*Provided records*
⁂

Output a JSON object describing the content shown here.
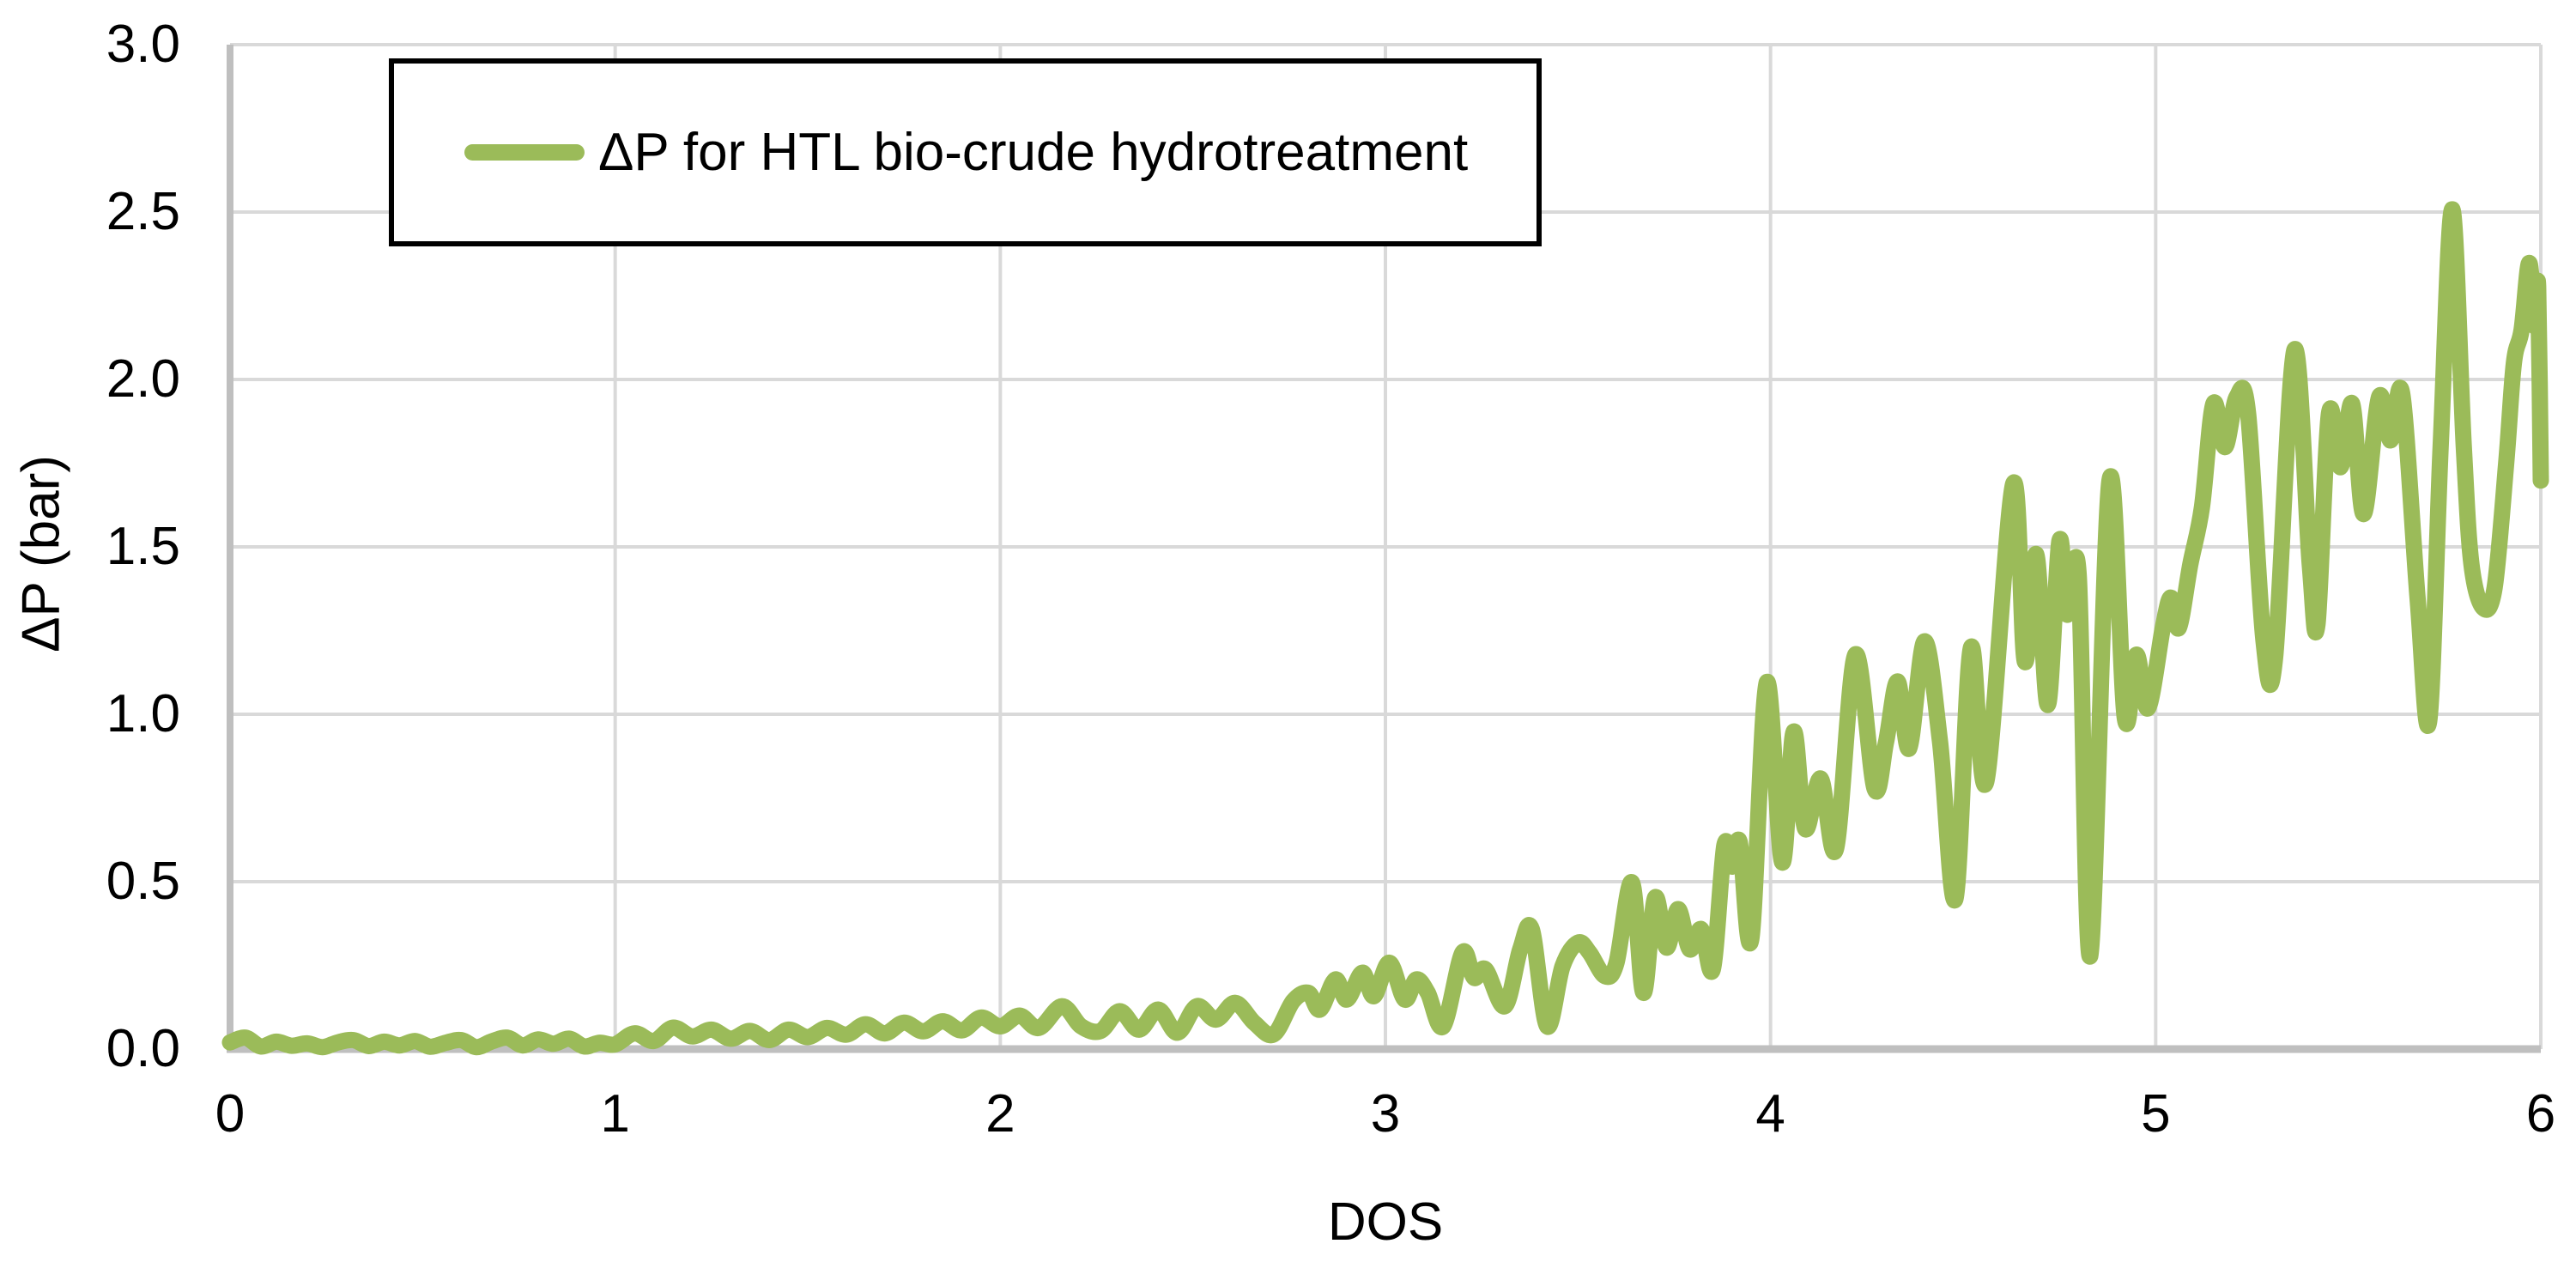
{
  "legend": {
    "label": "ΔP for HTL bio-crude hydrotreatment"
  },
  "chart_data": {
    "type": "line",
    "title": "",
    "xlabel": "DOS",
    "ylabel": "ΔP (bar)",
    "xlim": [
      0,
      6
    ],
    "ylim": [
      0,
      3.0
    ],
    "grid": true,
    "legend_position": "top-left-inside",
    "xticks": [
      {
        "value": 0,
        "label": "0"
      },
      {
        "value": 1,
        "label": "1"
      },
      {
        "value": 2,
        "label": "2"
      },
      {
        "value": 3,
        "label": "3"
      },
      {
        "value": 4,
        "label": "4"
      },
      {
        "value": 5,
        "label": "5"
      },
      {
        "value": 6,
        "label": "6"
      }
    ],
    "yticks": [
      {
        "value": 0.0,
        "label": "0.0"
      },
      {
        "value": 0.5,
        "label": "0.5"
      },
      {
        "value": 1.0,
        "label": "1.0"
      },
      {
        "value": 1.5,
        "label": "1.5"
      },
      {
        "value": 2.0,
        "label": "2.0"
      },
      {
        "value": 2.5,
        "label": "2.5"
      },
      {
        "value": 3.0,
        "label": "3.0"
      }
    ],
    "colors": {
      "line": "#9BBB59",
      "grid": "#D9D9D9",
      "axis": "#BFBFBF",
      "text": "#000000",
      "legend_border": "#000000"
    },
    "series": [
      {
        "name": "ΔP for HTL bio-crude hydrotreatment",
        "color": "#9BBB59",
        "points": [
          [
            0.0,
            0.02
          ],
          [
            0.04,
            0.034
          ],
          [
            0.08,
            0.008
          ],
          [
            0.12,
            0.022
          ],
          [
            0.16,
            0.01
          ],
          [
            0.2,
            0.017
          ],
          [
            0.24,
            0.006
          ],
          [
            0.28,
            0.02
          ],
          [
            0.32,
            0.027
          ],
          [
            0.36,
            0.009
          ],
          [
            0.4,
            0.022
          ],
          [
            0.44,
            0.011
          ],
          [
            0.48,
            0.024
          ],
          [
            0.52,
            0.007
          ],
          [
            0.56,
            0.019
          ],
          [
            0.6,
            0.027
          ],
          [
            0.64,
            0.006
          ],
          [
            0.68,
            0.023
          ],
          [
            0.72,
            0.034
          ],
          [
            0.76,
            0.011
          ],
          [
            0.8,
            0.029
          ],
          [
            0.84,
            0.016
          ],
          [
            0.88,
            0.031
          ],
          [
            0.92,
            0.008
          ],
          [
            0.96,
            0.019
          ],
          [
            1.0,
            0.014
          ],
          [
            1.05,
            0.047
          ],
          [
            1.1,
            0.024
          ],
          [
            1.15,
            0.064
          ],
          [
            1.2,
            0.038
          ],
          [
            1.25,
            0.058
          ],
          [
            1.3,
            0.031
          ],
          [
            1.35,
            0.054
          ],
          [
            1.4,
            0.027
          ],
          [
            1.45,
            0.058
          ],
          [
            1.5,
            0.036
          ],
          [
            1.55,
            0.063
          ],
          [
            1.6,
            0.043
          ],
          [
            1.65,
            0.074
          ],
          [
            1.7,
            0.047
          ],
          [
            1.75,
            0.079
          ],
          [
            1.8,
            0.053
          ],
          [
            1.85,
            0.083
          ],
          [
            1.9,
            0.056
          ],
          [
            1.95,
            0.094
          ],
          [
            2.0,
            0.068
          ],
          [
            2.05,
            0.1
          ],
          [
            2.1,
            0.063
          ],
          [
            2.16,
            0.128
          ],
          [
            2.21,
            0.068
          ],
          [
            2.26,
            0.054
          ],
          [
            2.31,
            0.113
          ],
          [
            2.36,
            0.058
          ],
          [
            2.41,
            0.118
          ],
          [
            2.46,
            0.049
          ],
          [
            2.51,
            0.128
          ],
          [
            2.56,
            0.088
          ],
          [
            2.61,
            0.138
          ],
          [
            2.66,
            0.078
          ],
          [
            2.71,
            0.044
          ],
          [
            2.76,
            0.143
          ],
          [
            2.8,
            0.168
          ],
          [
            2.83,
            0.118
          ],
          [
            2.87,
            0.208
          ],
          [
            2.9,
            0.148
          ],
          [
            2.94,
            0.228
          ],
          [
            2.97,
            0.158
          ],
          [
            3.01,
            0.258
          ],
          [
            3.05,
            0.148
          ],
          [
            3.08,
            0.208
          ],
          [
            3.11,
            0.168
          ],
          [
            3.15,
            0.068
          ],
          [
            3.2,
            0.288
          ],
          [
            3.23,
            0.213
          ],
          [
            3.26,
            0.238
          ],
          [
            3.31,
            0.128
          ],
          [
            3.35,
            0.298
          ],
          [
            3.38,
            0.358
          ],
          [
            3.42,
            0.068
          ],
          [
            3.46,
            0.248
          ],
          [
            3.5,
            0.318
          ],
          [
            3.53,
            0.288
          ],
          [
            3.57,
            0.218
          ],
          [
            3.6,
            0.258
          ],
          [
            3.64,
            0.498
          ],
          [
            3.67,
            0.168
          ],
          [
            3.7,
            0.452
          ],
          [
            3.73,
            0.303
          ],
          [
            3.76,
            0.418
          ],
          [
            3.79,
            0.298
          ],
          [
            3.82,
            0.358
          ],
          [
            3.85,
            0.238
          ],
          [
            3.88,
            0.608
          ],
          [
            3.9,
            0.545
          ],
          [
            3.92,
            0.618
          ],
          [
            3.95,
            0.328
          ],
          [
            3.99,
            1.095
          ],
          [
            4.03,
            0.558
          ],
          [
            4.06,
            0.948
          ],
          [
            4.09,
            0.658
          ],
          [
            4.13,
            0.808
          ],
          [
            4.17,
            0.598
          ],
          [
            4.22,
            1.178
          ],
          [
            4.27,
            0.778
          ],
          [
            4.3,
            0.918
          ],
          [
            4.33,
            1.098
          ],
          [
            4.36,
            0.898
          ],
          [
            4.4,
            1.218
          ],
          [
            4.44,
            0.918
          ],
          [
            4.48,
            0.448
          ],
          [
            4.52,
            1.198
          ],
          [
            4.56,
            0.798
          ],
          [
            4.63,
            1.688
          ],
          [
            4.66,
            1.158
          ],
          [
            4.69,
            1.478
          ],
          [
            4.72,
            1.028
          ],
          [
            4.75,
            1.518
          ],
          [
            4.77,
            1.298
          ],
          [
            4.8,
            1.418
          ],
          [
            4.83,
            0.278
          ],
          [
            4.88,
            1.698
          ],
          [
            4.92,
            0.988
          ],
          [
            4.95,
            1.178
          ],
          [
            4.98,
            1.018
          ],
          [
            5.02,
            1.268
          ],
          [
            5.04,
            1.348
          ],
          [
            5.06,
            1.258
          ],
          [
            5.09,
            1.448
          ],
          [
            5.12,
            1.618
          ],
          [
            5.15,
            1.928
          ],
          [
            5.18,
            1.798
          ],
          [
            5.21,
            1.948
          ],
          [
            5.24,
            1.898
          ],
          [
            5.28,
            1.218
          ],
          [
            5.31,
            1.168
          ],
          [
            5.36,
            2.088
          ],
          [
            5.4,
            1.448
          ],
          [
            5.42,
            1.268
          ],
          [
            5.45,
            1.898
          ],
          [
            5.48,
            1.738
          ],
          [
            5.51,
            1.928
          ],
          [
            5.54,
            1.598
          ],
          [
            5.58,
            1.948
          ],
          [
            5.61,
            1.818
          ],
          [
            5.64,
            1.958
          ],
          [
            5.68,
            1.348
          ],
          [
            5.71,
            0.978
          ],
          [
            5.74,
            1.798
          ],
          [
            5.77,
            2.508
          ],
          [
            5.8,
            1.798
          ],
          [
            5.82,
            1.448
          ],
          [
            5.85,
            1.318
          ],
          [
            5.88,
            1.378
          ],
          [
            5.91,
            1.748
          ],
          [
            5.93,
            2.048
          ],
          [
            5.95,
            2.148
          ],
          [
            5.97,
            2.348
          ],
          [
            5.985,
            2.158
          ],
          [
            5.993,
            2.278
          ],
          [
            6.0,
            1.698
          ]
        ]
      }
    ]
  }
}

⁂

*The task*
Ascertain the number of lines in the entries that include the word "crude", and report only that number.

*Answer to the task*
2